▶ PROMPT: Please copy the stretch of the text on the Allan Sharlin Memorial Award recipients from "In my present" through "England, and India.", substituting "equipment" for "machinery".

▶ PASSAGE PROVIDED:
In my present position, in addition to attending various historical and demographic
conferences, I have given a series of seminars here at the institute and at
the University of Rome. I have also begun a new study of postwar Western European
population polcies (family, migration, and intergenerational transfer policy)
while continuing to prepare my dissertation for publication.
1989-1990
Peter Hoffenberg
Assistant Professor of History, California State University at Chico
The generosity of the Allan Sharlin Memorial Award Committee enabled me to
complete my research on machinery, displays, and the introduction of
industrialism at international exhibitions in Australia, England, and India.
The archival research (in Britain, Australia, and the United States) and
reproduction of illustrated materials (including slides) resulted in a
conference paper delivered to the annual meeting of the Society for the History
of Technology in October, 1990, and completion of the dissertation chapter
entitled "'Machines-in-Motion' and the Introduction of Industrialism."
Today I teach courses on Modern Britain, the British Empire, the Twentieth-Century
World, European Cinema, and Eighteenth- and Nineteenth-Century Europe. I also
oversee master's examinations in Modern European and British History. I filed
my dissertation in the spring of 1993; its title is "To Create a Commonwealth:
Empire and Nation at English, Australian, and Indian Exhibitions, 1851-1914."
1990-1991
Lawrence Glickman
Assistant Professor of History, University of South Carolina
It was a great honor to receive the Allan Sharlin Memorial Award. It enabled me
to devote the spring semester of that year exclusively to writing my
dissertation. The time off from teaching also allowed me to complete some
necessary final research. I filed my dissertation, "A Living Wage: Gender,
Political Economy, and Consumerism in American Culture, 1880-1925" in July,
1992, thanks in large part to the Sharlin award. I am very grateful to the
family of Allan Sharlin for the honor of holding a fellowship in his name.
I am now completing my first year as an assistant professor, specializing
in American History since the Civil War.

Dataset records
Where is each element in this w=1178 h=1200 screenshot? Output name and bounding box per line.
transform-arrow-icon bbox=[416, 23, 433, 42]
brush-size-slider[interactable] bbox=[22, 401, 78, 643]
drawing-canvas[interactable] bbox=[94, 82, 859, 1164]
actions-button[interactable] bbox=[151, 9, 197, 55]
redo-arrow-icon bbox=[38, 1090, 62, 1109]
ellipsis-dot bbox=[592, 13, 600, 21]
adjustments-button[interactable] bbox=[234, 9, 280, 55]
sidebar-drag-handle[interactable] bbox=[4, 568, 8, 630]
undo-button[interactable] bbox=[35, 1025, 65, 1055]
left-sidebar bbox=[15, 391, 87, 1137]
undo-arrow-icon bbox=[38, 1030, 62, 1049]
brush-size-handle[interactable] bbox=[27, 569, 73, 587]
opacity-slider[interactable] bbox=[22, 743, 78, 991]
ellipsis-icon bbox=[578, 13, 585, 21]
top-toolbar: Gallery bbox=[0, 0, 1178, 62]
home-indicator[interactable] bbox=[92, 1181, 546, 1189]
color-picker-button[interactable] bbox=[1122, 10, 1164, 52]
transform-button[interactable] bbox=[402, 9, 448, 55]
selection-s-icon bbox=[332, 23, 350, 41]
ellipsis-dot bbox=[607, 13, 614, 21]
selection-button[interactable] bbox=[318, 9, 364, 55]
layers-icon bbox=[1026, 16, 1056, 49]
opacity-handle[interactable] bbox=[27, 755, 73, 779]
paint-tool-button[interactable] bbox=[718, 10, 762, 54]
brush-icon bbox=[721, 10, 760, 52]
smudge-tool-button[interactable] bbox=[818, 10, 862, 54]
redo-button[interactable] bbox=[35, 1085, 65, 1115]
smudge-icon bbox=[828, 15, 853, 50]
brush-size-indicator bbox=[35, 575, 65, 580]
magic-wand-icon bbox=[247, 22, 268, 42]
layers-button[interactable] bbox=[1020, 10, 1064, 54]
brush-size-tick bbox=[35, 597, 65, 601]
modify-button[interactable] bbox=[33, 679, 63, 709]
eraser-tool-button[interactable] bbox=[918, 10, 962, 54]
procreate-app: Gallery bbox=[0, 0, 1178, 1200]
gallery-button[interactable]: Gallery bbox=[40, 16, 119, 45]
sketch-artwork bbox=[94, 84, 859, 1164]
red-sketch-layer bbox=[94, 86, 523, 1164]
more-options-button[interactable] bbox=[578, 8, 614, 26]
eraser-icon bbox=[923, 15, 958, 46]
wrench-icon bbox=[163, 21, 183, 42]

▶ RESPONSE TO THE EXERCISE:
In my present position, in addition to attending various historical and demographic
conferences, I have given a series of seminars here at the institute and at
the University of Rome. I have also begun a new study of postwar Western European
population polcies (family, migration, and intergenerational transfer policy)
while continuing to prepare my dissertation for publication.
1989-1990
Peter Hoffenberg
Assistant Professor of History, California State University at Chico
The generosity of the Allan Sharlin Memorial Award Committee enabled me to
complete my research on equipment, displays, and the introduction of
industrialism at international exhibitions in Australia, England, and India.